● **Written problem**: Select from the data all lines with the word "выполнение".
* Start Dataset entries *
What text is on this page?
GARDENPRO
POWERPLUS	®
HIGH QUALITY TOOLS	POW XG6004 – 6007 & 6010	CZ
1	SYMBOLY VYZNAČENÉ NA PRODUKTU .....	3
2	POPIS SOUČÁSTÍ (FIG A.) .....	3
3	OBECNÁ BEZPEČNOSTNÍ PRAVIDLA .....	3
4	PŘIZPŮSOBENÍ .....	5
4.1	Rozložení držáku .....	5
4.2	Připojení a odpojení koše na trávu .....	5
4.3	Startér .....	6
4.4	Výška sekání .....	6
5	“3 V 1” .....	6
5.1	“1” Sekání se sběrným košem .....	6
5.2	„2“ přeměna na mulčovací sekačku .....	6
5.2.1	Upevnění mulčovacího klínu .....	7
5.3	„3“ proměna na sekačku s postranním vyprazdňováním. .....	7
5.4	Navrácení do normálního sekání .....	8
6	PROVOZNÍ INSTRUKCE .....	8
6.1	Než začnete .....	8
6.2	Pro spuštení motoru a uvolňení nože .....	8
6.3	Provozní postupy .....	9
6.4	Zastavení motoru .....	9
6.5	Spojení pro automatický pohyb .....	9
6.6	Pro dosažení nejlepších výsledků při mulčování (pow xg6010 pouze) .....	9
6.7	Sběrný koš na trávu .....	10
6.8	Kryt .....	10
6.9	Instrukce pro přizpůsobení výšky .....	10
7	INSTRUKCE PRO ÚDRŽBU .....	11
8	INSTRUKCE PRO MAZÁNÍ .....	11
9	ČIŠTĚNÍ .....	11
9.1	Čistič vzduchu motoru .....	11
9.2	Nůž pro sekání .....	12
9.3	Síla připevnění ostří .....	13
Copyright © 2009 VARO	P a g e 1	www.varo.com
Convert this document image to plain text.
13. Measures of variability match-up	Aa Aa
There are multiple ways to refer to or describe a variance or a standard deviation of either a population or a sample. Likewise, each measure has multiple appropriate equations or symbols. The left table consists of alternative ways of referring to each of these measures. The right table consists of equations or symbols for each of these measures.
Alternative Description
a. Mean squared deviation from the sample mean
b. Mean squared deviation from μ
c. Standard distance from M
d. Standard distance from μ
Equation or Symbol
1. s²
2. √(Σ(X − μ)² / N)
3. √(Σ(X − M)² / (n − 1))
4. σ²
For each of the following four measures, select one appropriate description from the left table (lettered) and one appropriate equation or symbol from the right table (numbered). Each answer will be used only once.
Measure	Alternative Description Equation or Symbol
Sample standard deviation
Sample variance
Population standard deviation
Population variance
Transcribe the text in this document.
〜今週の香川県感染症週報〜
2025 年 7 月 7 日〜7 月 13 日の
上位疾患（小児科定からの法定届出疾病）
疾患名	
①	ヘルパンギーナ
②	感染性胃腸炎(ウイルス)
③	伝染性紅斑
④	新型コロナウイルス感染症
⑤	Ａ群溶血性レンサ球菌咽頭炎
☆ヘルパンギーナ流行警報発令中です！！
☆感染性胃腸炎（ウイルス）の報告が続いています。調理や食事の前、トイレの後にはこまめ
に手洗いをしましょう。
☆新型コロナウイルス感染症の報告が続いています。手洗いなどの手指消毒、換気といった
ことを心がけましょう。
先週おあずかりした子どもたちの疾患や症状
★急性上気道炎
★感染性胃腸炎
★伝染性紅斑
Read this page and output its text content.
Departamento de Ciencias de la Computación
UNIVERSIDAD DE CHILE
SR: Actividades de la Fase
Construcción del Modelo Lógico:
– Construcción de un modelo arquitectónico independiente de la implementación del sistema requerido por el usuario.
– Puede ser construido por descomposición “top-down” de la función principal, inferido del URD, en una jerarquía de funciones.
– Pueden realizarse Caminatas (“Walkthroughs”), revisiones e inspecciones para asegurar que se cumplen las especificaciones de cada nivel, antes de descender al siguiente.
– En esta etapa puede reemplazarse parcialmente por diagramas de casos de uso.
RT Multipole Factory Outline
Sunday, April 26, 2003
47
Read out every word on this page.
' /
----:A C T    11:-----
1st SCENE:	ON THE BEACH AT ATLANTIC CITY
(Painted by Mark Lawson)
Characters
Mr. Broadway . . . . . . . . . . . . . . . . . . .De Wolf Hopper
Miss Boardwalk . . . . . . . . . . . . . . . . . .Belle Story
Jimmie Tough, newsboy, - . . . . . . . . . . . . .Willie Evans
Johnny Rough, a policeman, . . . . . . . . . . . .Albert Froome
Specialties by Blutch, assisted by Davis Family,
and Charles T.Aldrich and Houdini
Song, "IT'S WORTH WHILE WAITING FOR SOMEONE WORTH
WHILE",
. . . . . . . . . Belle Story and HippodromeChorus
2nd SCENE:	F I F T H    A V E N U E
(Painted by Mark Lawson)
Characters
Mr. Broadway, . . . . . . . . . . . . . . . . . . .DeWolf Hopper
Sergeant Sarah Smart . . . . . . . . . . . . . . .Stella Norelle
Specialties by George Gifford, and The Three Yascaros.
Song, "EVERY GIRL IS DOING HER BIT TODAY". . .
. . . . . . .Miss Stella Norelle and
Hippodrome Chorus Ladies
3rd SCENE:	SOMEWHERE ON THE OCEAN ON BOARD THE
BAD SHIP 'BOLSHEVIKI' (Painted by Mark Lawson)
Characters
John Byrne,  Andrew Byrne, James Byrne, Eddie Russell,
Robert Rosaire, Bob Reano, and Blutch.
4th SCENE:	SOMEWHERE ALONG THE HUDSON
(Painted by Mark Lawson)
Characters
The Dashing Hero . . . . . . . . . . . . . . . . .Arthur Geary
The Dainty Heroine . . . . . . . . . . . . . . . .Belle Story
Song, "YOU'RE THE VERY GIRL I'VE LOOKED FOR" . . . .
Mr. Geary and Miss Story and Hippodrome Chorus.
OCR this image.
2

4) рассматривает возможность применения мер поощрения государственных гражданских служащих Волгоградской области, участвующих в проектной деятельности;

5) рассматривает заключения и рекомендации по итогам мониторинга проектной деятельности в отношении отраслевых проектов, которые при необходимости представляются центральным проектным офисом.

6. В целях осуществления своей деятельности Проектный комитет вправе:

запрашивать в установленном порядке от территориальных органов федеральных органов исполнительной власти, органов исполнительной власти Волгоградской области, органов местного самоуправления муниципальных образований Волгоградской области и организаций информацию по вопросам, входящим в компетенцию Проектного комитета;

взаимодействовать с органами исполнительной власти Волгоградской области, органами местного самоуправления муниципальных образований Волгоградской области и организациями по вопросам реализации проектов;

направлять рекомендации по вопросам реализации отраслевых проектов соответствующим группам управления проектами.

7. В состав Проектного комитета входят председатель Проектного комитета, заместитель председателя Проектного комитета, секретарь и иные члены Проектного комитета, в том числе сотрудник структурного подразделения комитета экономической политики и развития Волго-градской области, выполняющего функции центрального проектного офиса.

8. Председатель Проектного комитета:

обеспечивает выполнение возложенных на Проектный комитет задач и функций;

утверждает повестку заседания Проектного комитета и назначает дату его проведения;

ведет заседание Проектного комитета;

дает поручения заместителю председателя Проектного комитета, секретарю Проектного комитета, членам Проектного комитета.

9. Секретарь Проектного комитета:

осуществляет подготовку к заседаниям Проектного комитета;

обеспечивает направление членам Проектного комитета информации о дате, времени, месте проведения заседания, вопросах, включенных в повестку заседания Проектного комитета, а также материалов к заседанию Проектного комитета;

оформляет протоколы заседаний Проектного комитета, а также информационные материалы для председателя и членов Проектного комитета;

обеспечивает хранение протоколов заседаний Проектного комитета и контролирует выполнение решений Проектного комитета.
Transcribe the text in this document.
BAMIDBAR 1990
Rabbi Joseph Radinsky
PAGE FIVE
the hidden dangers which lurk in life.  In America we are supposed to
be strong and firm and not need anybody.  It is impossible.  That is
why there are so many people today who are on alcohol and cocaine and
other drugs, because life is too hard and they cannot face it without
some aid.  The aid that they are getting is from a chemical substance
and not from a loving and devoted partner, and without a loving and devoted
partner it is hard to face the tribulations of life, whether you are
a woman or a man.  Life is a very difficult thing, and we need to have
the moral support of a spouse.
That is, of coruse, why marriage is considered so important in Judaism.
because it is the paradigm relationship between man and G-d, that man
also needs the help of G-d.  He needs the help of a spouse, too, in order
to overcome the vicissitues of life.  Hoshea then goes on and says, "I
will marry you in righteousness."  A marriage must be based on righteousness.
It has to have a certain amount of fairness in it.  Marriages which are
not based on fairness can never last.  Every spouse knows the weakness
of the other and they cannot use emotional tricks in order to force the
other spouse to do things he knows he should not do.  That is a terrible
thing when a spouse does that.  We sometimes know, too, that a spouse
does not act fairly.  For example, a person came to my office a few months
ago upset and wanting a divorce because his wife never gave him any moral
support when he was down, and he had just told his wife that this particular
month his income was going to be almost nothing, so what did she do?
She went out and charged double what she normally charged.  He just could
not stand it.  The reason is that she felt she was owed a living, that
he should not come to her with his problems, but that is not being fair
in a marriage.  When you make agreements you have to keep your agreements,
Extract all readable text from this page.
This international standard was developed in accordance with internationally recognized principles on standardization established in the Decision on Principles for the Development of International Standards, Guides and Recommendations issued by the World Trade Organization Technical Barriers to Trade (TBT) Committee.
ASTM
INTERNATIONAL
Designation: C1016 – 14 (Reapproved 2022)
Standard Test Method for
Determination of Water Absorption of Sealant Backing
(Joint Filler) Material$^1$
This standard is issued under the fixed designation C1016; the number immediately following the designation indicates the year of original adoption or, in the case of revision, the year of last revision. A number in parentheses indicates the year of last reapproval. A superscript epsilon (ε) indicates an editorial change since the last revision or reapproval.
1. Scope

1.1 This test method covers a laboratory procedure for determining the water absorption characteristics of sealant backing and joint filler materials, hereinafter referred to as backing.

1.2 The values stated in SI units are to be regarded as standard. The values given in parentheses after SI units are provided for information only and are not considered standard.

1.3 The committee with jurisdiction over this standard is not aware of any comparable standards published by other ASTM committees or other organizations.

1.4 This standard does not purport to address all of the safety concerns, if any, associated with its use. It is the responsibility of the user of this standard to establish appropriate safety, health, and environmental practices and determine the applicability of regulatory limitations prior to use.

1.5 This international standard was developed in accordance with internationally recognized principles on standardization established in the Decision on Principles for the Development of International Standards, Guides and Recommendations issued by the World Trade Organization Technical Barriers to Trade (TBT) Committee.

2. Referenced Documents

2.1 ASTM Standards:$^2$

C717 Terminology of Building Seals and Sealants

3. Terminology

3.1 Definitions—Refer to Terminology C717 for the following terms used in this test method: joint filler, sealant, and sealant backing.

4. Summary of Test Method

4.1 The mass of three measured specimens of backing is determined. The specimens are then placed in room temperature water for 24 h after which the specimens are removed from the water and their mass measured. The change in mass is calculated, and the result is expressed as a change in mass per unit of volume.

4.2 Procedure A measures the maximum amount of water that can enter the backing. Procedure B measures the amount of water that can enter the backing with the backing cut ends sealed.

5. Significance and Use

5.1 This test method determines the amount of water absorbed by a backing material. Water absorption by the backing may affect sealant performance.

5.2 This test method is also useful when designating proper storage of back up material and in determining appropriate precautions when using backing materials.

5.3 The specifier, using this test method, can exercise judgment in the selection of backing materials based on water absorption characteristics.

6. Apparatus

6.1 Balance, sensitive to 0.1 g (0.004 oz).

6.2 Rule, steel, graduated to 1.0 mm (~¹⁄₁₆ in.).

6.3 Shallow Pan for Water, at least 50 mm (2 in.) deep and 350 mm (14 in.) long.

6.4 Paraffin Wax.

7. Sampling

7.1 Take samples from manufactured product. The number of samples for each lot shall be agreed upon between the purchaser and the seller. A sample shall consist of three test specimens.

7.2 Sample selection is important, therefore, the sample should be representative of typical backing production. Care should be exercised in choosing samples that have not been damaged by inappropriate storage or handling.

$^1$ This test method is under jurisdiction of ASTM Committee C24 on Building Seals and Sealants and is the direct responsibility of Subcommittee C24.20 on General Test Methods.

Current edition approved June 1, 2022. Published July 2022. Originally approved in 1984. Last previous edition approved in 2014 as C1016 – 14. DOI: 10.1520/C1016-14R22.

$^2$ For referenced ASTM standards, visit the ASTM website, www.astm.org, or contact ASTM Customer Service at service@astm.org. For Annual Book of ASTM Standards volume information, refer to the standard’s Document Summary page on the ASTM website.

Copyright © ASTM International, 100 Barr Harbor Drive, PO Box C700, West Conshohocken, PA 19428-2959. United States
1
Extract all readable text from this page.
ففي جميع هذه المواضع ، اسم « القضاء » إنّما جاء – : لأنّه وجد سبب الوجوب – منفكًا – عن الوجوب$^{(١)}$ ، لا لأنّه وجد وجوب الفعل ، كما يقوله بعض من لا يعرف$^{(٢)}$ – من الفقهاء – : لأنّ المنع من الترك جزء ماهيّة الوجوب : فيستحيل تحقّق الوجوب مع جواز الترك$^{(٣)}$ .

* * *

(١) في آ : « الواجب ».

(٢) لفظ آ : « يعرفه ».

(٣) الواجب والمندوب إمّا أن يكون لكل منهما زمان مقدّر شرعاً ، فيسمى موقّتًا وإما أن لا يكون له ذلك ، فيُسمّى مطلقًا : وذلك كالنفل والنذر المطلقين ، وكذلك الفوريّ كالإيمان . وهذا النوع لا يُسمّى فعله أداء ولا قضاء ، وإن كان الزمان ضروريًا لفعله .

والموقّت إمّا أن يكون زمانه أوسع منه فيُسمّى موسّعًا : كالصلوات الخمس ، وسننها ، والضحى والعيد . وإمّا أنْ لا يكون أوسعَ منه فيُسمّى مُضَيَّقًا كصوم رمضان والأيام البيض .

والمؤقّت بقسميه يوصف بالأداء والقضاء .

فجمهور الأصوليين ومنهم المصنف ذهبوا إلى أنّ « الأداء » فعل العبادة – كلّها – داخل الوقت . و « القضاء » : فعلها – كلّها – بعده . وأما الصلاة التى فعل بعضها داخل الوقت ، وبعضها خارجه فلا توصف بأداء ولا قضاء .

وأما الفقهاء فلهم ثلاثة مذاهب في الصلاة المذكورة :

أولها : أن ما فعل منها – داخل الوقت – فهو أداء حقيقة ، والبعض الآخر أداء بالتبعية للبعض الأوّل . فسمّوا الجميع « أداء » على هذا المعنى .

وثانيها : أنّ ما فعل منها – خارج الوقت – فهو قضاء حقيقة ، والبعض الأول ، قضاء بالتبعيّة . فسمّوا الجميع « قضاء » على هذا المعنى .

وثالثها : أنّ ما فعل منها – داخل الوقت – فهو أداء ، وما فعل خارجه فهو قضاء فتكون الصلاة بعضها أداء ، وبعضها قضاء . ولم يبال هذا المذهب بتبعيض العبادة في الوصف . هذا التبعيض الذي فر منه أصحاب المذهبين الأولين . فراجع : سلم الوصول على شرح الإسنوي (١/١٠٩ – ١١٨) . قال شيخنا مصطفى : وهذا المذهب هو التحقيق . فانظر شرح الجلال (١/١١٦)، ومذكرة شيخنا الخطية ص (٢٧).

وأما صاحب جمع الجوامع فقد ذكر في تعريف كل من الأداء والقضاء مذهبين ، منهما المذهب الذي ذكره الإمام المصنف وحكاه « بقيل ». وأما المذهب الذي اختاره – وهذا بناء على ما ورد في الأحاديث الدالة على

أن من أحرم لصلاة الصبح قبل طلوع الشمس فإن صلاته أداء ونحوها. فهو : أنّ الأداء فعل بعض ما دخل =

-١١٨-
* End Dataset entries *
● **Complete output**:
обеспечивает выполнение возложенных на Проектный комитет задач и функций;
обеспечивает хранение протоколов заседаний Проектного комитета и контролирует выполнение решений Проектного комитета.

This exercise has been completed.